## [Exercise description]
Write the listing below out again exactly, dropping the images.

------ Available records

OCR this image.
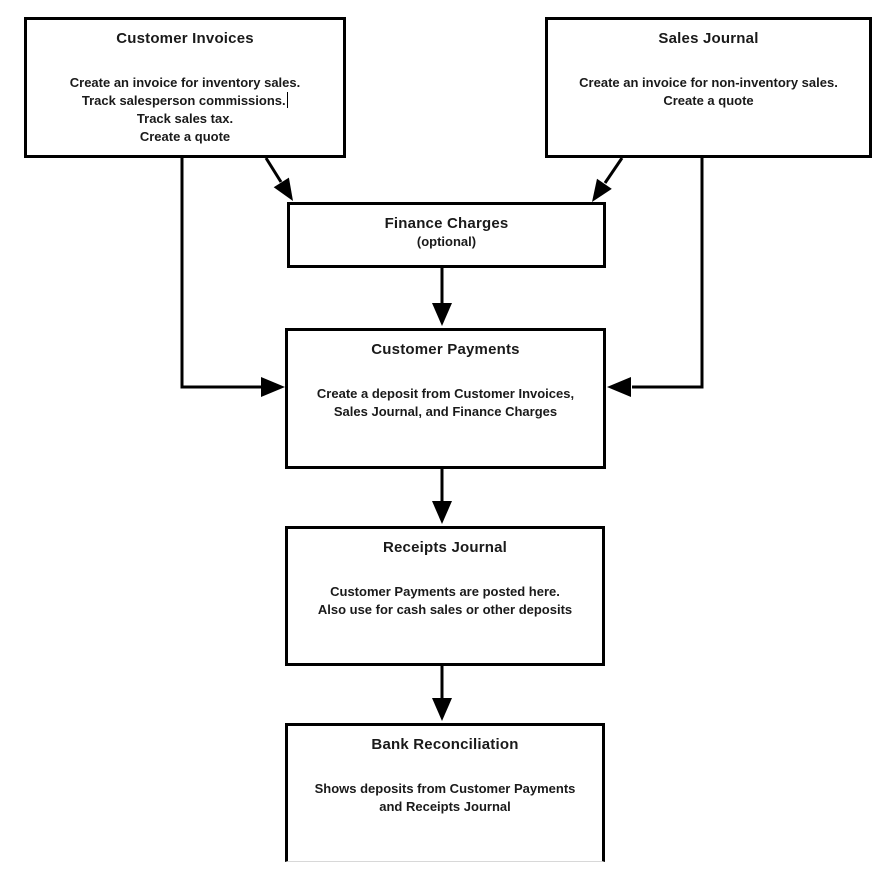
Customer Invoices
Create an invoice for inventory sales.
Track salesperson commissions.
Track sales tax.
Create a quote
Sales Journal
Create an invoice for non-inventory sales.
Create a quote
Finance Charges
(optional)
Customer Payments
Create a deposit from Customer Invoices,
Sales Journal, and Finance Charges
Receipts Journal
Customer Payments are posted here.
Also use for cash sales or other deposits
Bank Reconciliation
Shows deposits from Customer Payments
and Receipts Journal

------------

## [Response for this exercise]
OCR this image.
Customer Invoices
Create an invoice for inventory sales.
Track salesperson commissions.
Track sales tax.
Create a quote
Sales Journal
Create an invoice for non-inventory sales.
Create a quote
Finance Charges
(optional)
Customer Payments
Create a deposit from Customer Invoices,
Sales Journal, and Finance Charges
Receipts Journal
Customer Payments are posted here.
Also use for cash sales or other deposits
Bank Reconciliation
Shows deposits from Customer Payments
and Receipts Journal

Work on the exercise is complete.